↓↓↓

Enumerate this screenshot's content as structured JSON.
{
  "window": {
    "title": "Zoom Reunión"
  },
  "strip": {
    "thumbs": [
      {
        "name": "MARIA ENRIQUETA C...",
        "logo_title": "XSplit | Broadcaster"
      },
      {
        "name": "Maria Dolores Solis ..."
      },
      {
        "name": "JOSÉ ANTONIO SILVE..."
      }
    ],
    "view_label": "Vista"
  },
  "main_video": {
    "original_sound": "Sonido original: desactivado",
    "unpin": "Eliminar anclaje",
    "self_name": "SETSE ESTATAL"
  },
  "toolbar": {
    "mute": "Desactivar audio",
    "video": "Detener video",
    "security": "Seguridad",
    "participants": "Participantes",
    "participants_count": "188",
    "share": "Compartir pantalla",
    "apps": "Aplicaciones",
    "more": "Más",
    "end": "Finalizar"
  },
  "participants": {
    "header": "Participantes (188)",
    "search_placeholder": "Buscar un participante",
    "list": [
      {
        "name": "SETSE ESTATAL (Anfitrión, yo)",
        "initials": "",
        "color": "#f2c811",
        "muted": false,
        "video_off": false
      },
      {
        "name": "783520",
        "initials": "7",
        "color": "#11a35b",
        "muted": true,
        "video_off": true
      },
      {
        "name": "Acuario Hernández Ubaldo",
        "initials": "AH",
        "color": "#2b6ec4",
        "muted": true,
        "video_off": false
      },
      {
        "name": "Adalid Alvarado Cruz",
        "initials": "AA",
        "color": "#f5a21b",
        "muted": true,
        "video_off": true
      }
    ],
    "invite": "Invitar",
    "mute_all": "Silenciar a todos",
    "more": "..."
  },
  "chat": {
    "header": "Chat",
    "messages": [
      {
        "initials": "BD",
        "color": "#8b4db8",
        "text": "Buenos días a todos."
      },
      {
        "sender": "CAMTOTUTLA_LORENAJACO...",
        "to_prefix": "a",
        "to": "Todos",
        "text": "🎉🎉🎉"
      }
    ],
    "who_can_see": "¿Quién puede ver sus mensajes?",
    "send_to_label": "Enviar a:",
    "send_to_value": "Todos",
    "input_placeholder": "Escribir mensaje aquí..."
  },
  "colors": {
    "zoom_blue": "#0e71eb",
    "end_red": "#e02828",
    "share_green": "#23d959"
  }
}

↑↑↑
↓↓↓

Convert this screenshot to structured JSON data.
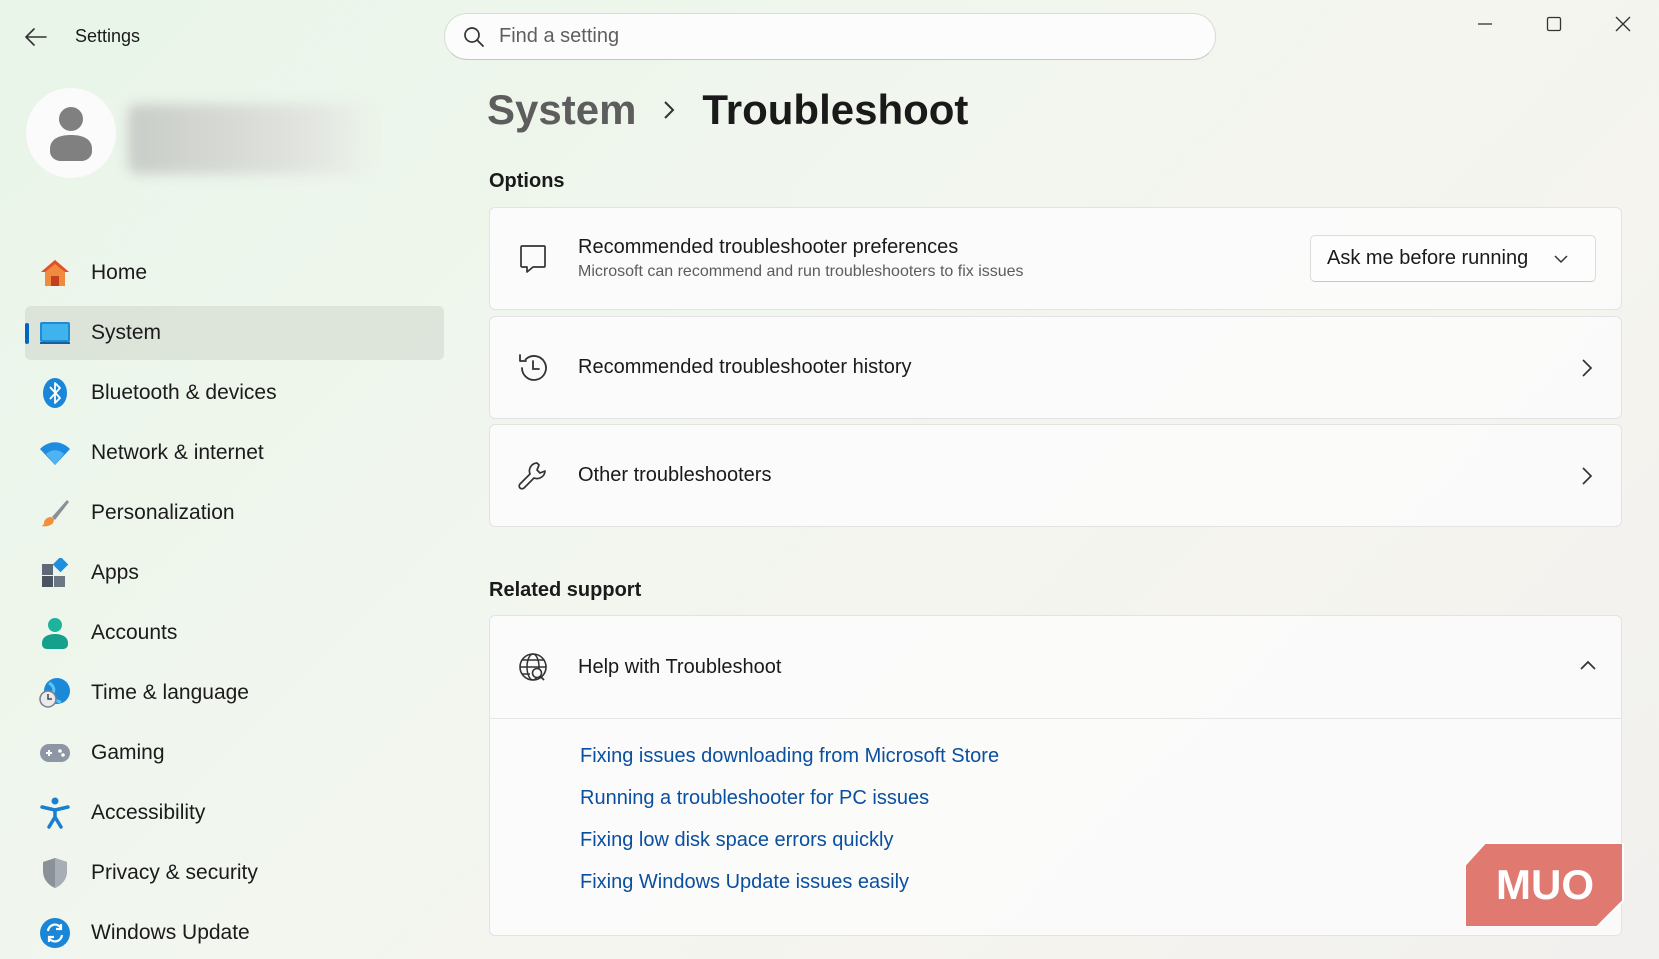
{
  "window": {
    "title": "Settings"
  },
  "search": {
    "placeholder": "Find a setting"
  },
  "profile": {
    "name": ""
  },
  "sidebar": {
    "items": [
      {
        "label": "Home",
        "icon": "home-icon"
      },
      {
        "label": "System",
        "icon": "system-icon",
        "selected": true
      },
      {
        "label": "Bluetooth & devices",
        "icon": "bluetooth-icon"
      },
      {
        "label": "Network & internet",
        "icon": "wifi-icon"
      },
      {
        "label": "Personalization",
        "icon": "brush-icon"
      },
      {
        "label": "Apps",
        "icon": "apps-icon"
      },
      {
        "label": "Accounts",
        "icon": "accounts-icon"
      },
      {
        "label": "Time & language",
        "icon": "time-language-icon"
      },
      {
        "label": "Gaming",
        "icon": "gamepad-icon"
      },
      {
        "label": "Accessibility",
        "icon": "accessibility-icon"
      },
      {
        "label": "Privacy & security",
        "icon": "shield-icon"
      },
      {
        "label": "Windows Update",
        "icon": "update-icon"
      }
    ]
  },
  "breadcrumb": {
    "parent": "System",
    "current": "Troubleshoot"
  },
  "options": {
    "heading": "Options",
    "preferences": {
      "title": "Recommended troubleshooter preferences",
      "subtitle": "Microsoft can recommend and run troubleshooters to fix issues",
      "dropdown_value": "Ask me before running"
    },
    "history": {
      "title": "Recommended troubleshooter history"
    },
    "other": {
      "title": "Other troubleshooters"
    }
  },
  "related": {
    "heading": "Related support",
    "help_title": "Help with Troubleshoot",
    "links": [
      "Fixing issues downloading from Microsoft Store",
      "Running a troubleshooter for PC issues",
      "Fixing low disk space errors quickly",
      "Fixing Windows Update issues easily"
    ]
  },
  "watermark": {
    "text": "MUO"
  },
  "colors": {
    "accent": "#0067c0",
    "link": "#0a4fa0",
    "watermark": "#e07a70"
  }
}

↑↑↑

= Work to do =
In the records above, find the lines containing "troubleshooters" and copy them.

= Final answer =
      "subtitle": "Microsoft can recommend and run troubleshooters to fix issues",
      "title": "Other troubleshooters"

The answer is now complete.